[TEXT PROVIDED start]

The dollar rose to a 10-month high versus the yen as a report showed U.S. job growth during the past six months was the strongest since 2006, dimming prospects for further Federal Reserve monetary stimulus.
The 17-nation euro remained lower as Greece’s use of collective action clauses forcing investors to take losses under the nation’s debt restructuring will trigger payouts on $3 billion of default insurance. Canada’s dollar and Mexico’s peso erased losses against the greenback amid a brighter outlook for consumer spending in their biggest trading partner. Norway’s krone tumbled as the government and central bank stepped up verbal intervention to contain the currency’s strength.
“The Fed is probably looking at the labor data today and seeing how strong it is and thinking that even if they do support the economy with more stimulus, it might not be in the same fashion as it has done before,” said Brian Kim, a currency strategist in Stamford, Connecticut, at Royal Bank of Scotland Group Plc. “Better U.S. data is helping the dollar against the euro, sterling and yen.”
The dollar added 1.1 percent to 82.46 yen at 5 p.m. in New York, it earlier touched 82.65, the strongest since April. The greenback rose 1.1 percent against the euro to $1.3123.
Cumulative outflows from the euro in the past five days are one and a half times as strong compared with the average during the past year, according to Bank of New York Mellon iFlow data. Inflows into U.S. debt today are twice as strong as average.

[TEXT PROVIDED end]
[INFORMATION PROVIDED start]

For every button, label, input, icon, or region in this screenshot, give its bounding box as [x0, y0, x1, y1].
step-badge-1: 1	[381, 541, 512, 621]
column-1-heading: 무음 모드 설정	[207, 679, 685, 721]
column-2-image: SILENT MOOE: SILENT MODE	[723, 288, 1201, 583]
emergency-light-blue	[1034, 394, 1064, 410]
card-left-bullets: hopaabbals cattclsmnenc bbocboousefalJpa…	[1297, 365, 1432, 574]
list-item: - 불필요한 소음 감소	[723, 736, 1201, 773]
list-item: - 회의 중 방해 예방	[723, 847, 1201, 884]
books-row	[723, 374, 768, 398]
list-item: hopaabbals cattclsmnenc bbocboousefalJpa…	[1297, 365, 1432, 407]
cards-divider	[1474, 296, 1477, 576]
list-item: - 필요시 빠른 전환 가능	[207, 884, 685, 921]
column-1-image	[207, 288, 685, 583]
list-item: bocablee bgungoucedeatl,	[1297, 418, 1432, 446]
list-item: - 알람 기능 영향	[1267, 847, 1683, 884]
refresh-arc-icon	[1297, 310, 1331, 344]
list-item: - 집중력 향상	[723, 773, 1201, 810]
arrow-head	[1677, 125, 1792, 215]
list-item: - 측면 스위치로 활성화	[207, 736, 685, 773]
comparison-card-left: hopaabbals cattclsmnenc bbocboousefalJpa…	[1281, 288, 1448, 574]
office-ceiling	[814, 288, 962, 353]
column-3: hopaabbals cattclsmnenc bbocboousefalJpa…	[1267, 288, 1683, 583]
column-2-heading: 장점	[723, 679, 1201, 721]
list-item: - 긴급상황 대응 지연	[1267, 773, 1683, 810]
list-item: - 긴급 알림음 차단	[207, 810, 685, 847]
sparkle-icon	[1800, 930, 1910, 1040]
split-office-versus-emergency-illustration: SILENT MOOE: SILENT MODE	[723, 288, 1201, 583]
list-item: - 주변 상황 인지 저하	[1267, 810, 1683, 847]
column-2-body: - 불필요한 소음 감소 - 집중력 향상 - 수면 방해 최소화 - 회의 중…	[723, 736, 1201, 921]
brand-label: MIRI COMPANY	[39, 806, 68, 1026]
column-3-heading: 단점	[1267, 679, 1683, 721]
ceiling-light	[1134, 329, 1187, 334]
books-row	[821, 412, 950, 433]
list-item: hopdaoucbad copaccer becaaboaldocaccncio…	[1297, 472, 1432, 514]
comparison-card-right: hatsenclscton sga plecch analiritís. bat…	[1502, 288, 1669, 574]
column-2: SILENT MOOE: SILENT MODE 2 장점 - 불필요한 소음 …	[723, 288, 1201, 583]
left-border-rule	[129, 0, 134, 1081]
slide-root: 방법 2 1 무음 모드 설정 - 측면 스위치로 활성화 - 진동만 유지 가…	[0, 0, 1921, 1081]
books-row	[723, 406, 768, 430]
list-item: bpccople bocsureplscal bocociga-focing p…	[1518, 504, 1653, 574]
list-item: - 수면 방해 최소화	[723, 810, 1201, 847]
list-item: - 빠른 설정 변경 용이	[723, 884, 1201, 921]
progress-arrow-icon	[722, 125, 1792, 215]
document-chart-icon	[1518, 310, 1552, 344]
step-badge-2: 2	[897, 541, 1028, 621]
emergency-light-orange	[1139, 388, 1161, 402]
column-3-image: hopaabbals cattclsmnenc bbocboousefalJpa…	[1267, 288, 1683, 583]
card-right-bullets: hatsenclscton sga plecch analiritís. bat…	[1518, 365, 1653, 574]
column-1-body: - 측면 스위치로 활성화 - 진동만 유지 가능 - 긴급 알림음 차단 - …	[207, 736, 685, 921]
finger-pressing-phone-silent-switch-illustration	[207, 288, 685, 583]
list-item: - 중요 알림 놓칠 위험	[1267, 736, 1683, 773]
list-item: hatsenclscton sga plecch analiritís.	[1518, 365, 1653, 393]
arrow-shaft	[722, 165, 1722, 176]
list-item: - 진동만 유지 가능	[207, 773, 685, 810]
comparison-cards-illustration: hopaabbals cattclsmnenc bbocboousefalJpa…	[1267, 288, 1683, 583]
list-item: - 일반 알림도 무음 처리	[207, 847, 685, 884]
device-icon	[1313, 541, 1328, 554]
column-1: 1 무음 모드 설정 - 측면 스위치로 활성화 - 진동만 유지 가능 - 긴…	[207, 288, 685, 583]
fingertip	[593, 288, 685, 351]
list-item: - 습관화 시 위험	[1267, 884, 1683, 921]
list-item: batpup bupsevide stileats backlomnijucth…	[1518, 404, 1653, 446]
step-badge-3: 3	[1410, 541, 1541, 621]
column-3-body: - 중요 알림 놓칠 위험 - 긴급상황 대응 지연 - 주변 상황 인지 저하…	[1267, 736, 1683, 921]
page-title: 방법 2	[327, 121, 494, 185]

[INFORMATION PROVIDED end]

- [WHAT YOU WILL DO]
1. Answer from the currency market report:
(a) How much did the dollar gain against the yen as of 5 p.m. in New York?
(b) What caused Norway's krone to tumble?
(c) How did today's inflows into U.S. debt compare with the average?
2. Rewrite the paragraph of the currency market report beginning "The 17-nation euro remained lower" as a short bulleted list that keeps its main facts.
Answer using only the text about the dollar and other currencies.

- [ANSWERS TO EACH TASK]
1.
(a) It added 1.1 percent, to 82.46 yen.
(b) The government and central bank stepped up verbal intervention to contain the currency's strength.
(c) They were twice as strong as average.

2.
- The 17-nation euro stayed lower because Greece's use of collective action clauses, which force investors to take losses under its debt restructuring, will trigger payouts on $3 billion of default insurance.
- Canada's dollar and Mexico's peso erased losses against the greenback amid a brighter outlook for consumer spending in their biggest trading partner.
- Norway's krone tumbled as the government and central bank stepped up verbal intervention to contain the currency's strength.